** START OF THE RECORDS **

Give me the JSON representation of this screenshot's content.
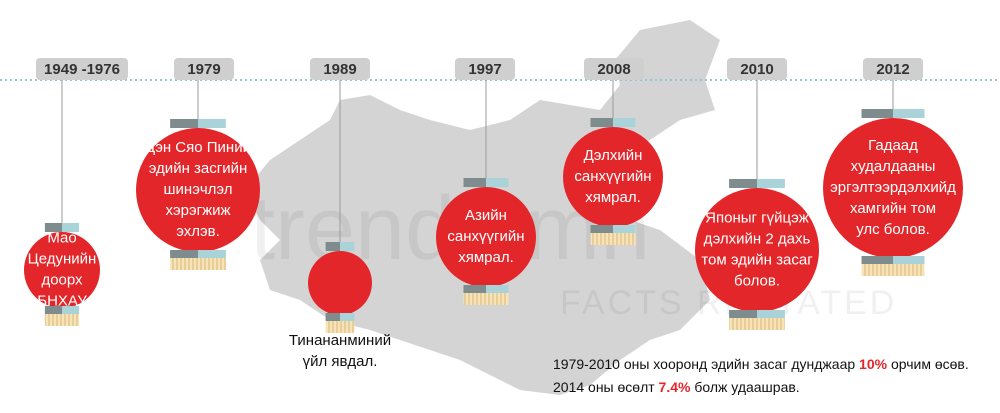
{
  "watermark": {
    "name": "trends.mn",
    "tagline": "FACTS RESTATED"
  },
  "events": [
    {
      "year": "1949 -1976",
      "lines": [
        "Мао",
        "Цедунийн",
        "доорх",
        "БНХАУ"
      ]
    },
    {
      "year": "1979",
      "lines": [
        "Дэн Сяо Пиний",
        "эдийн засгийн",
        "шинэчлэл",
        "хэрэгжиж",
        "эхлэв."
      ]
    },
    {
      "year": "1989",
      "lines": [
        "Тинананминий",
        "үйл явдал."
      ]
    },
    {
      "year": "1997",
      "lines": [
        "Азийн",
        "санхүүгийн",
        "хямрал."
      ]
    },
    {
      "year": "2008",
      "lines": [
        "Дэлхийн",
        "санхүүгийн",
        "хямрал."
      ]
    },
    {
      "year": "2010",
      "lines": [
        "Японыг гүйцэж",
        "дэлхийн 2 дахь",
        "том эдийн засаг",
        "болов."
      ]
    },
    {
      "year": "2012",
      "lines": [
        "Гадаад",
        "худалдааны",
        "эргэлтээрдэлхийд",
        "хамгийн том",
        "улс болов."
      ]
    }
  ],
  "footnote": [
    {
      "before": "1979-2010 оны хооронд эдийн засаг дунджаар ",
      "highlight": "10%",
      "after": " орчим өсөв."
    },
    {
      "before": "2014 оны өсөлт ",
      "highlight": "7.4%",
      "after": " болж удаашрав."
    }
  ]
}
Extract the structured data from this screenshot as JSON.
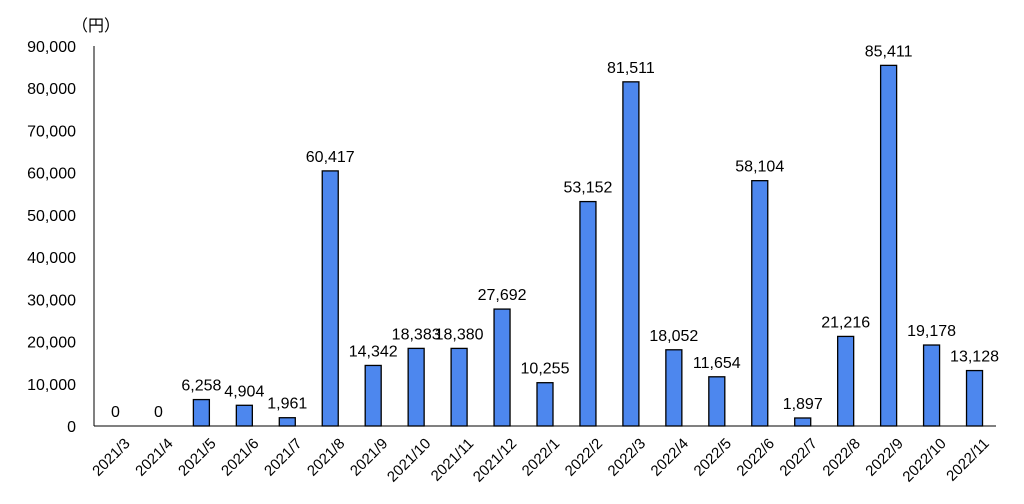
{
  "chart_data": {
    "type": "bar",
    "unit_label": "（円）",
    "categories": [
      "2021/3",
      "2021/4",
      "2021/5",
      "2021/6",
      "2021/7",
      "2021/8",
      "2021/9",
      "2021/10",
      "2021/11",
      "2021/12",
      "2022/1",
      "2022/2",
      "2022/3",
      "2022/4",
      "2022/5",
      "2022/6",
      "2022/7",
      "2022/8",
      "2022/9",
      "2022/10",
      "2022/11"
    ],
    "values": [
      0,
      0,
      6258,
      4904,
      1961,
      60417,
      14342,
      18383,
      18380,
      27692,
      10255,
      53152,
      81511,
      18052,
      11654,
      58104,
      1897,
      21216,
      85411,
      19178,
      13128
    ],
    "data_labels": [
      "0",
      "0",
      "6,258",
      "4,904",
      "1,961",
      "60,417",
      "14,342",
      "18,383",
      "18,380",
      "27,692",
      "10,255",
      "53,152",
      "81,511",
      "18,052",
      "11,654",
      "58,104",
      "1,897",
      "21,216",
      "85,411",
      "19,178",
      "13,128"
    ],
    "ylim": [
      0,
      90000
    ],
    "yticks": [
      0,
      10000,
      20000,
      30000,
      40000,
      50000,
      60000,
      70000,
      80000,
      90000
    ],
    "ytick_labels": [
      "0",
      "10,000",
      "20,000",
      "30,000",
      "40,000",
      "50,000",
      "60,000",
      "70,000",
      "80,000",
      "90,000"
    ],
    "bar_color": "#4d87ee",
    "grid": false,
    "legend": "none"
  }
}
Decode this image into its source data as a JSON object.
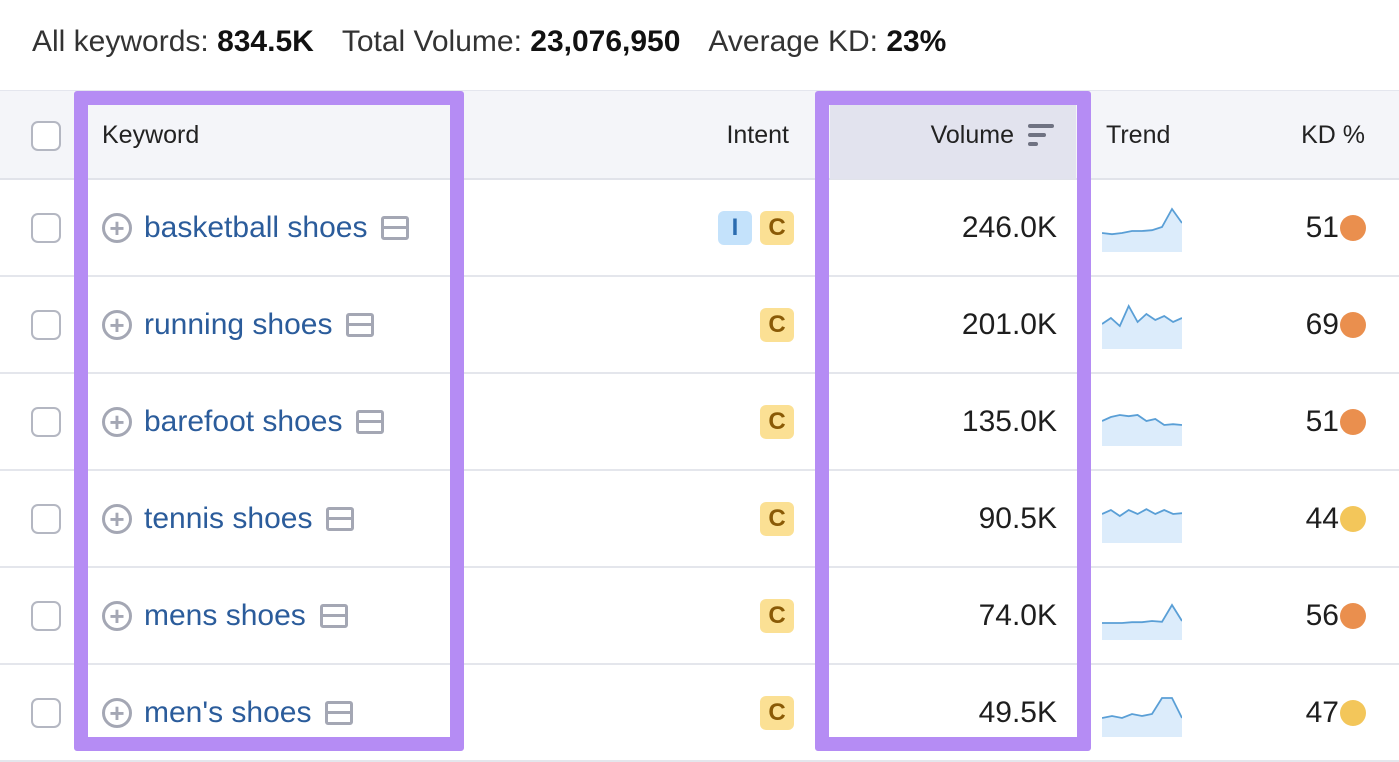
{
  "summary": {
    "all_keywords_label": "All keywords:",
    "all_keywords_value": "834.5K",
    "total_volume_label": "Total Volume:",
    "total_volume_value": "23,076,950",
    "avg_kd_label": "Average KD:",
    "avg_kd_value": "23%"
  },
  "columns": {
    "keyword": "Keyword",
    "intent": "Intent",
    "volume": "Volume",
    "trend": "Trend",
    "kd": "KD %"
  },
  "colors": {
    "highlight": "#b58cf4",
    "link": "#2b5c9b",
    "kd_orange": "#ea8f4e",
    "kd_yellow": "#f3c65a",
    "trend_line": "#5a9fd6",
    "trend_fill": "#dcecfb"
  },
  "icons": {
    "add": "plus-circle-icon",
    "serp": "serp-features-icon",
    "sort": "sort-desc-icon"
  },
  "rows": [
    {
      "keyword": "basketball shoes",
      "intents": [
        "I",
        "C"
      ],
      "volume": "246.0K",
      "kd": "51",
      "kd_color": "orange",
      "trend": [
        0.35,
        0.32,
        0.35,
        0.4,
        0.4,
        0.42,
        0.5,
        0.95,
        0.6
      ]
    },
    {
      "keyword": "running shoes",
      "intents": [
        "C"
      ],
      "volume": "201.0K",
      "kd": "69",
      "kd_color": "orange",
      "trend": [
        0.5,
        0.65,
        0.45,
        0.95,
        0.55,
        0.75,
        0.6,
        0.7,
        0.55,
        0.65
      ]
    },
    {
      "keyword": "barefoot shoes",
      "intents": [
        "C"
      ],
      "volume": "135.0K",
      "kd": "51",
      "kd_color": "orange",
      "trend": [
        0.5,
        0.6,
        0.65,
        0.62,
        0.65,
        0.5,
        0.55,
        0.4,
        0.42,
        0.4
      ]
    },
    {
      "keyword": "tennis shoes",
      "intents": [
        "C"
      ],
      "volume": "90.5K",
      "kd": "44",
      "kd_color": "yellow",
      "trend": [
        0.6,
        0.7,
        0.55,
        0.7,
        0.6,
        0.72,
        0.6,
        0.7,
        0.6,
        0.62
      ]
    },
    {
      "keyword": "mens shoes",
      "intents": [
        "C"
      ],
      "volume": "74.0K",
      "kd": "56",
      "kd_color": "orange",
      "trend": [
        0.3,
        0.3,
        0.3,
        0.32,
        0.32,
        0.35,
        0.33,
        0.75,
        0.35
      ]
    },
    {
      "keyword": "men's shoes",
      "intents": [
        "C"
      ],
      "volume": "49.5K",
      "kd": "47",
      "kd_color": "yellow",
      "trend": [
        0.35,
        0.4,
        0.35,
        0.45,
        0.4,
        0.45,
        0.85,
        0.85,
        0.35
      ]
    }
  ]
}
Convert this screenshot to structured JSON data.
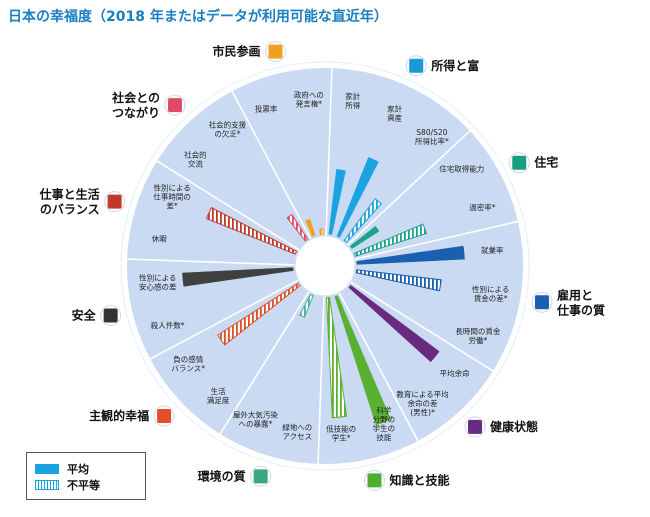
{
  "title": "日本の幸福度（2018 年またはデータが利用可能な直近年）",
  "legend": {
    "average": "平均",
    "inequality": "不平等"
  },
  "colors": {
    "ring": "#c9daf2",
    "separator": "#ffffff",
    "income": "#1aa3e0",
    "housing": "#1aa38a",
    "jobs": "#1a5fb0",
    "health": "#6a2a80",
    "knowledge": "#5ab030",
    "environment": "#4ab09a",
    "subjective": "#e0502a",
    "safety": "#404040",
    "worklife": "#c0392b",
    "social": "#e04a68",
    "civic": "#f0a020",
    "icon_income": "#1a9ad6",
    "icon_housing": "#15a07f",
    "icon_jobs": "#1a5fb0",
    "icon_health": "#6a2a80",
    "icon_knowledge": "#4caf30",
    "icon_environment": "#3aa77f",
    "icon_subjective": "#e0502a",
    "icon_safety": "#333333",
    "icon_worklife": "#c0392b",
    "icon_social": "#e04a68",
    "icon_civic": "#f0a020"
  },
  "chart_data": {
    "type": "bar",
    "layout": "radial",
    "scale": [
      0,
      1
    ],
    "series": [
      {
        "name": "平均"
      },
      {
        "name": "不平等"
      }
    ],
    "dimensions": [
      {
        "key": "income",
        "label_lines": [
          "所得と富"
        ],
        "color": "income",
        "icon": "money-icon",
        "indicators": [
          {
            "label": [
              "家計",
              "所得"
            ],
            "value": 0.42,
            "kind": "average"
          },
          {
            "label": [
              "家計",
              "資産"
            ],
            "value": 0.55,
            "kind": "average"
          },
          {
            "label": [
              "S80/S20",
              "所得比率*"
            ],
            "value": 0.33,
            "kind": "inequality"
          }
        ]
      },
      {
        "key": "housing",
        "label_lines": [
          "住宅"
        ],
        "color": "housing",
        "icon": "house-icon",
        "indicators": [
          {
            "label": [
              "住宅取得能力"
            ],
            "value": 0.2,
            "kind": "average"
          },
          {
            "label": [
              "過密率*"
            ],
            "value": 0.48,
            "kind": "inequality"
          }
        ]
      },
      {
        "key": "jobs",
        "label_lines": [
          "雇用と",
          "仕事の質"
        ],
        "color": "jobs",
        "icon": "briefcase-icon",
        "indicators": [
          {
            "label": [
              "就業率"
            ],
            "value": 0.7,
            "kind": "average"
          },
          {
            "label": [
              "性別による",
              "賃金の差*"
            ],
            "value": 0.55,
            "kind": "inequality"
          },
          {
            "label": [
              "長時間の賃金",
              "労働*"
            ],
            "value": 0.0,
            "kind": "inequality"
          }
        ]
      },
      {
        "key": "health",
        "label_lines": [
          "健康状態"
        ],
        "color": "health",
        "icon": "health-cross-icon",
        "indicators": [
          {
            "label": [
              "平均余命"
            ],
            "value": 0.72,
            "kind": "average"
          },
          {
            "label": [
              "教育による平均",
              "余命の差",
              "(男性)*"
            ],
            "value": 0.0,
            "kind": "inequality"
          }
        ]
      },
      {
        "key": "knowledge",
        "label_lines": [
          "知識と技能"
        ],
        "color": "knowledge",
        "icon": "book-icon",
        "indicators": [
          {
            "label": [
              "科学",
              "分野の",
              "学生の",
              "技能"
            ],
            "value": 0.88,
            "kind": "average"
          },
          {
            "label": [
              "低技能の",
              "学生*"
            ],
            "value": 0.78,
            "kind": "inequality"
          }
        ]
      },
      {
        "key": "environment",
        "label_lines": [
          "環境の質"
        ],
        "color": "environment",
        "icon": "tree-icon",
        "indicators": [
          {
            "label": [
              "緑地への",
              "アクセス"
            ],
            "value": 0.0,
            "kind": "average"
          },
          {
            "label": [
              "屋外大気汚染",
              "への暴露*"
            ],
            "value": 0.14,
            "kind": "inequality"
          }
        ]
      },
      {
        "key": "subjective",
        "label_lines": [
          "主観的幸福"
        ],
        "color": "subjective",
        "icon": "heart-icon",
        "indicators": [
          {
            "label": [
              "生活",
              "満足度"
            ],
            "value": 0.0,
            "kind": "average"
          },
          {
            "label": [
              "負の感情",
              "バランス*"
            ],
            "value": 0.62,
            "kind": "inequality"
          }
        ]
      },
      {
        "key": "safety",
        "label_lines": [
          "安全"
        ],
        "color": "safety",
        "icon": "runner-icon",
        "indicators": [
          {
            "label": [
              "殺人件数*"
            ],
            "value": 0.0,
            "kind": "average"
          },
          {
            "label": [
              "性別による",
              "安心感の差"
            ],
            "value": 0.72,
            "kind": "average"
          }
        ]
      },
      {
        "key": "worklife",
        "label_lines": [
          "仕事と生活",
          "のバランス"
        ],
        "color": "worklife",
        "icon": "scales-icon",
        "indicators": [
          {
            "label": [
              "休暇"
            ],
            "value": 0.0,
            "kind": "average"
          },
          {
            "label": [
              "性別による",
              "仕事時間の",
              "差*"
            ],
            "value": 0.62,
            "kind": "inequality"
          }
        ]
      },
      {
        "key": "social",
        "label_lines": [
          "社会との",
          "つながり"
        ],
        "color": "social",
        "icon": "people-icon",
        "indicators": [
          {
            "label": [
              "社会的",
              "交流"
            ],
            "value": 0.0,
            "kind": "average"
          },
          {
            "label": [
              "社会的支援",
              "の欠乏*"
            ],
            "value": 0.18,
            "kind": "inequality"
          }
        ]
      },
      {
        "key": "civic",
        "label_lines": [
          "市民参画"
        ],
        "color": "civic",
        "icon": "ballot-icon",
        "indicators": [
          {
            "label": [
              "投票率"
            ],
            "value": 0.1,
            "kind": "average"
          },
          {
            "label": [
              "政府への",
              "発言権*"
            ],
            "value": 0.02,
            "kind": "inequality"
          }
        ]
      }
    ]
  }
}
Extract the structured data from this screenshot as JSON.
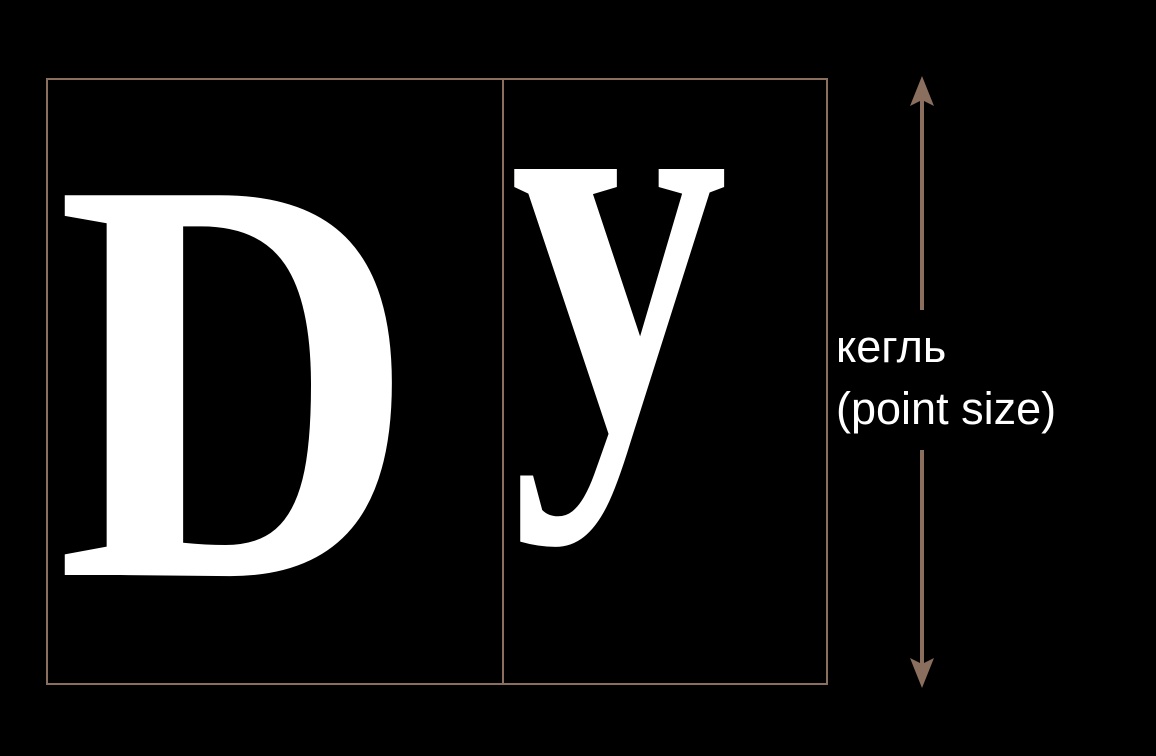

** END OF THE RECORDS **

PROBLEM STATEMENT - Search the lines above for the string "screenshot", then show every one that has it.

SOLUTION FOR THIS PROBLEM -
Give me the JSON representation of this screenshot's content.
Extract the structured data from this screenshot as JSON.
Convert this screenshot to structured JSON data.
Extract the structured data from this screenshot as JSON.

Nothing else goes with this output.